→ YOUR GOAL
Gather every line in the records below that contains the word "aluminum".

Records from a dataset:
________________________________________

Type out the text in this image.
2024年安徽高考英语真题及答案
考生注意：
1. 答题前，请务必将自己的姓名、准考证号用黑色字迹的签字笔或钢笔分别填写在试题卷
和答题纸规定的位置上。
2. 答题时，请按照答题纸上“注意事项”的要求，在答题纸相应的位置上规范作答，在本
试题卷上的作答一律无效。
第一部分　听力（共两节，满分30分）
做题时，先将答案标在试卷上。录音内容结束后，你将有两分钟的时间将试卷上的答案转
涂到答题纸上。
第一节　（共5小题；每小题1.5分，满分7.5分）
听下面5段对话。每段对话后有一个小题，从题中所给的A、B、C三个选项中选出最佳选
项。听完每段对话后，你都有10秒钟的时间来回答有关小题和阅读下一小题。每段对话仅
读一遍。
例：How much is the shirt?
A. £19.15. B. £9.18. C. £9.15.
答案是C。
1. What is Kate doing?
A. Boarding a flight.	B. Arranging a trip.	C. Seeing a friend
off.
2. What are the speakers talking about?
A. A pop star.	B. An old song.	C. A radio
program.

________________________________________

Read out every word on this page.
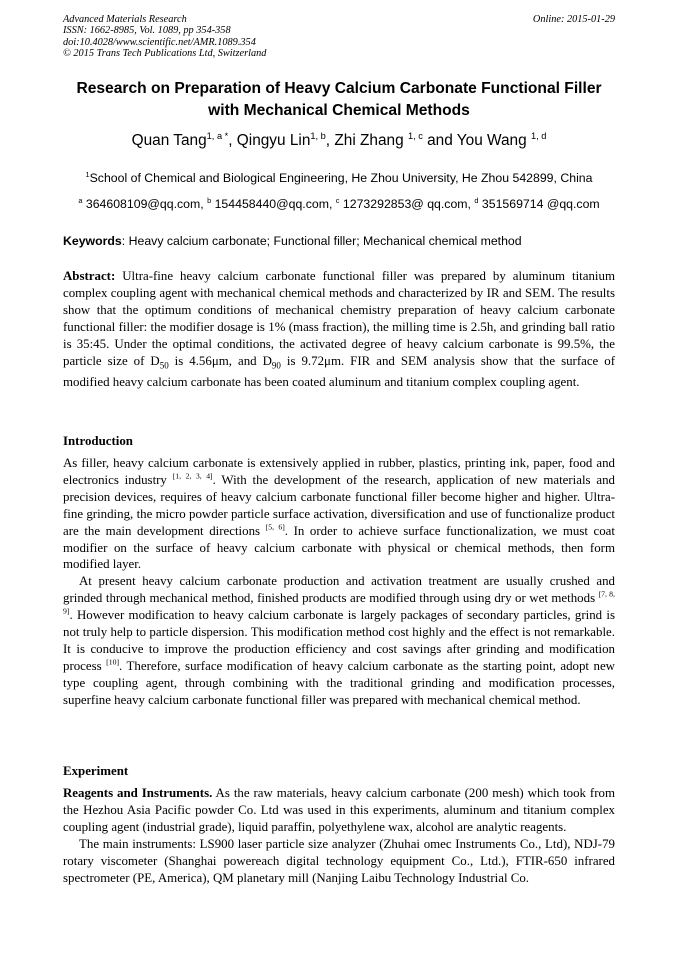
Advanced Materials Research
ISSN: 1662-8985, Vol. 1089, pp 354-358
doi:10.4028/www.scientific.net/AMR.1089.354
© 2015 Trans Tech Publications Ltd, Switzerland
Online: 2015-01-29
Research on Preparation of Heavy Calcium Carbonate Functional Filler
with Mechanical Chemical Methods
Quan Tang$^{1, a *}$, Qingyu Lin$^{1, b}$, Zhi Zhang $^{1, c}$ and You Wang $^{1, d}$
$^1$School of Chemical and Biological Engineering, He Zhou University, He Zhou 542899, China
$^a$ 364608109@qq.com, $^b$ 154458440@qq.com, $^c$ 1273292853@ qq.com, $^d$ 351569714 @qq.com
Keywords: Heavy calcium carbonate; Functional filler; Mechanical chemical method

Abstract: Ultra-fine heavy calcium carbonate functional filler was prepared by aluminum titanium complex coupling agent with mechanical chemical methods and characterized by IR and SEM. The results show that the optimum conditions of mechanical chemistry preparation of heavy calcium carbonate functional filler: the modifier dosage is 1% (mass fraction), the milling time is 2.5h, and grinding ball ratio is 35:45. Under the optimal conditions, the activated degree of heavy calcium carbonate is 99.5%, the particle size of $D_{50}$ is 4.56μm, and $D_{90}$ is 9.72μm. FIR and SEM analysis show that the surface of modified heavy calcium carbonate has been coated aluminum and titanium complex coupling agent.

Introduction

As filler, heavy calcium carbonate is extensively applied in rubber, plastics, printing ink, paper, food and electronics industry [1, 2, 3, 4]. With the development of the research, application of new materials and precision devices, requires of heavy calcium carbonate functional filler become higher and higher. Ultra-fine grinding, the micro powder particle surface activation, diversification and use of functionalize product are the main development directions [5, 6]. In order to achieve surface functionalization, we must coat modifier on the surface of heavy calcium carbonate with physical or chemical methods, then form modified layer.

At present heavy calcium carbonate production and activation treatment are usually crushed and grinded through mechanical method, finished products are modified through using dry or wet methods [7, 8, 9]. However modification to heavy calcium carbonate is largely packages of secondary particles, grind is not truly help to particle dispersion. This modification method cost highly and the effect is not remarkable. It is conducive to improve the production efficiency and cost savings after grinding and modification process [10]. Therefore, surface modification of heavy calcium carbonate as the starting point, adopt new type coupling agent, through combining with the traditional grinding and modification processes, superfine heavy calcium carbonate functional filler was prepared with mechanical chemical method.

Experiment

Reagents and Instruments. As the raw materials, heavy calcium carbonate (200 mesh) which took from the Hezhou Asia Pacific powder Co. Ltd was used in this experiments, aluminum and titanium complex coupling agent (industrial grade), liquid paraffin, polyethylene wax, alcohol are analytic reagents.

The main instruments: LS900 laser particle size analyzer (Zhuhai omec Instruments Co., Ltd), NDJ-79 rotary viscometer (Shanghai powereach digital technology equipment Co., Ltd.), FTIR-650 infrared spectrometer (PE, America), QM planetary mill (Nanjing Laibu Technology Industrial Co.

________________________________________

→ OUTPUT BELOW
Abstract: Ultra-fine heavy calcium carbonate functional filler was prepared by aluminum titanium complex coupling agent with mechanical chemical methods and characterized by IR and SEM. The results show that the optimum conditions of mechanical chemistry preparation of heavy calcium carbonate functional filler: the modifier dosage is 1% (mass fraction), the milling time is 2.5h, and grinding ball ratio is 35:45. Under the optimal conditions, the activated degree of heavy calcium carbonate is 99.5%, the particle size of $D_{50}$ is 4.56μm, and $D_{90}$ is 9.72μm. FIR and SEM analysis show that the surface of modified heavy calcium carbonate has been coated aluminum and titanium complex coupling agent.
Reagents and Instruments. As the raw materials, heavy calcium carbonate (200 mesh) which took from the Hezhou Asia Pacific powder Co. Ltd was used in this experiments, aluminum and titanium complex coupling agent (industrial grade), liquid paraffin, polyethylene wax, alcohol are analytic reagents.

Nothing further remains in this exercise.